**PROBLEM:**
From the listing that follows, extract every line and set it down unaltered.

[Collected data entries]
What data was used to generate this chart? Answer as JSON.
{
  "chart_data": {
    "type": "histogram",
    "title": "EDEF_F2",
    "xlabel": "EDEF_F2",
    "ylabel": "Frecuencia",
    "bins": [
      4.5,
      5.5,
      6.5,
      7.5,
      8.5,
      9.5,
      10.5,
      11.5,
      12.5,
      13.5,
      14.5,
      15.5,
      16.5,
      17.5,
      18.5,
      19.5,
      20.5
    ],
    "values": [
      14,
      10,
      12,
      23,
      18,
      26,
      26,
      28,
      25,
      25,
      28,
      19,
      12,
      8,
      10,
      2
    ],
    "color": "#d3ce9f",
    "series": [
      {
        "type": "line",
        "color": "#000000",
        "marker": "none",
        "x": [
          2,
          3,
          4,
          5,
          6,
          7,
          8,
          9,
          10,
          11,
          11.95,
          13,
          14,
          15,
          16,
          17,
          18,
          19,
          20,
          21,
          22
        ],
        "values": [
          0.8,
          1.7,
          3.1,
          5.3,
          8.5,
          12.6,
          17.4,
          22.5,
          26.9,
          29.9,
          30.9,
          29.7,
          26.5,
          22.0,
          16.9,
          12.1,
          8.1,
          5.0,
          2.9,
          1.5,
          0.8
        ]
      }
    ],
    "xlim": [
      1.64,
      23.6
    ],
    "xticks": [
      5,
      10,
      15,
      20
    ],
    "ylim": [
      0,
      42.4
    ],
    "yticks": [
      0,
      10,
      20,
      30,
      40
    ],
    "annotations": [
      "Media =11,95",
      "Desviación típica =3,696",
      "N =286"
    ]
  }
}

**RESPONSE:**
What data was used to generate this chart? Answer as JSON.
{
  "chart_data": {
    "type": "histogram",
    "title": "EDEF_F2",
    "xlabel": "EDEF_F2",
    "ylabel": "Frecuencia",
    "bins": [
      4.5,
      5.5,
      6.5,
      7.5,
      8.5,
      9.5,
      10.5,
      11.5,
      12.5,
      13.5,
      14.5,
      15.5,
      16.5,
      17.5,
      18.5,
      19.5,
      20.5
    ],
    "values": [
      14,
      10,
      12,
      23,
      18,
      26,
      26,
      28,
      25,
      25,
      28,
      19,
      12,
      8,
      10,
      2
    ],
    "color": "#d3ce9f",
    "series": [
      {
        "type": "line",
        "color": "#000000",
        "marker": "none",
        "x": [
          2,
          3,
          4,
          5,
          6,
          7,
          8,
          9,
          10,
          11,
          11.95,
          13,
          14,
          15,
          16,
          17,
          18,
          19,
          20,
          21,
          22
        ],
        "values": [
          0.8,
          1.7,
          3.1,
          5.3,
          8.5,
          12.6,
          17.4,
          22.5,
          26.9,
          29.9,
          30.9,
          29.7,
          26.5,
          22.0,
          16.9,
          12.1,
          8.1,
          5.0,
          2.9,
          1.5,
          0.8
        ]
      }
    ],
    "xlim": [
      1.64,
      23.6
    ],
    "xticks": [
      5,
      10,
      15,
      20
    ],
    "ylim": [
      0,
      42.4
    ],
    "yticks": [
      0,
      10,
      20,
      30,
      40
    ],
    "annotations": [
      "Media =11,95",
      "Desviación típica =3,696",
      "N =286"
    ]
  }
}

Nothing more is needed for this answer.